PROBLEM → Repeat all entries exactly.
>> Begin THE INPUT
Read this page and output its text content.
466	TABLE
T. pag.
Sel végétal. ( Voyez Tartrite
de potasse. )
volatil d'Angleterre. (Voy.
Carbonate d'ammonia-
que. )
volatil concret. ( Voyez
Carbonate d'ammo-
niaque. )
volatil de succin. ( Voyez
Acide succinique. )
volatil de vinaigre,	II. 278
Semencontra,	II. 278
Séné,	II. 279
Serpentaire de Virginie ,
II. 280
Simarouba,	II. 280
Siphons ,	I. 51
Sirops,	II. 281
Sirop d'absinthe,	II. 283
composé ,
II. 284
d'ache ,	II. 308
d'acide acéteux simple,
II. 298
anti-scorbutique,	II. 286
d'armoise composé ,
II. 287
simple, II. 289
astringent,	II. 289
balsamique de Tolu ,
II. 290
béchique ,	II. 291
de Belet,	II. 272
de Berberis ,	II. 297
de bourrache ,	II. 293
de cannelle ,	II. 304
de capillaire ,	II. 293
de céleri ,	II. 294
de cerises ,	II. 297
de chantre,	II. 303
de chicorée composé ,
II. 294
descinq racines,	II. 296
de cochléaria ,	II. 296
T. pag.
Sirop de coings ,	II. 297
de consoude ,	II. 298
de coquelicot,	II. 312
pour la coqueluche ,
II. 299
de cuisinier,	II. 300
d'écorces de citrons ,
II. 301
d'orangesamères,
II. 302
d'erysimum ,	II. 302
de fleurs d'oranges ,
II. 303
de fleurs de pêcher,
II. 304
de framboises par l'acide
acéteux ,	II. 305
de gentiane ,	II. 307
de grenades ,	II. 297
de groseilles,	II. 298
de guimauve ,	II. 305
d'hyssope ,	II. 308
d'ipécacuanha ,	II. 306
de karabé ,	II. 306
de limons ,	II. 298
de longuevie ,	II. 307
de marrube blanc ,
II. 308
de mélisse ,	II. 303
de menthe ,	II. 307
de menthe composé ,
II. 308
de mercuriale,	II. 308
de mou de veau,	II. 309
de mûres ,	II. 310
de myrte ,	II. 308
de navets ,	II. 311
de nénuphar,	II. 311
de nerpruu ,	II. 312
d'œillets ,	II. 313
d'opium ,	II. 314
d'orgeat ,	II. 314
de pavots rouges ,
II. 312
>> End THE INPUT
EXERCISE SOLUTION →
Read this page and output its text content.
466	TABLE
T. pag.
Sel végétal. ( Voyez Tartrite
de potasse. )
volatil d'Angleterre. (Voy.
Carbonate d'ammonia-
que. )
volatil concret. ( Voyez
Carbonate d'ammo-
niaque. )
volatil de succin. ( Voyez
Acide succinique. )
volatil de vinaigre,	II. 278
Semencontra,	II. 278
Séné,	II. 279
Serpentaire de Virginie ,
II. 280
Simarouba,	II. 280
Siphons ,	I. 51
Sirops,	II. 281
Sirop d'absinthe,	II. 283
composé ,
II. 284
d'ache ,	II. 308
d'acide acéteux simple,
II. 298
anti-scorbutique,	II. 286
d'armoise composé ,
II. 287
simple, II. 289
astringent,	II. 289
balsamique de Tolu ,
II. 290
béchique ,	II. 291
de Belet,	II. 272
de Berberis ,	II. 297
de bourrache ,	II. 293
de cannelle ,	II. 304
de capillaire ,	II. 293
de céleri ,	II. 294
de cerises ,	II. 297
de chantre,	II. 303
de chicorée composé ,
II. 294
descinq racines,	II. 296
de cochléaria ,	II. 296
T. pag.
Sirop de coings ,	II. 297
de consoude ,	II. 298
de coquelicot,	II. 312
pour la coqueluche ,
II. 299
de cuisinier,	II. 300
d'écorces de citrons ,
II. 301
d'orangesamères,
II. 302
d'erysimum ,	II. 302
de fleurs d'oranges ,
II. 303
de fleurs de pêcher,
II. 304
de framboises par l'acide
acéteux ,	II. 305
de gentiane ,	II. 307
de grenades ,	II. 297
de groseilles,	II. 298
de guimauve ,	II. 305
d'hyssope ,	II. 308
d'ipécacuanha ,	II. 306
de karabé ,	II. 306
de limons ,	II. 298
de longuevie ,	II. 307
de marrube blanc ,
II. 308
de mélisse ,	II. 303
de menthe ,	II. 307
de menthe composé ,
II. 308
de mercuriale,	II. 308
de mou de veau,	II. 309
de mûres ,	II. 310
de myrte ,	II. 308
de navets ,	II. 311
de nénuphar,	II. 311
de nerpruu ,	II. 312
d'œillets ,	II. 313
d'opium ,	II. 314
d'orgeat ,	II. 314
de pavots rouges ,
II. 312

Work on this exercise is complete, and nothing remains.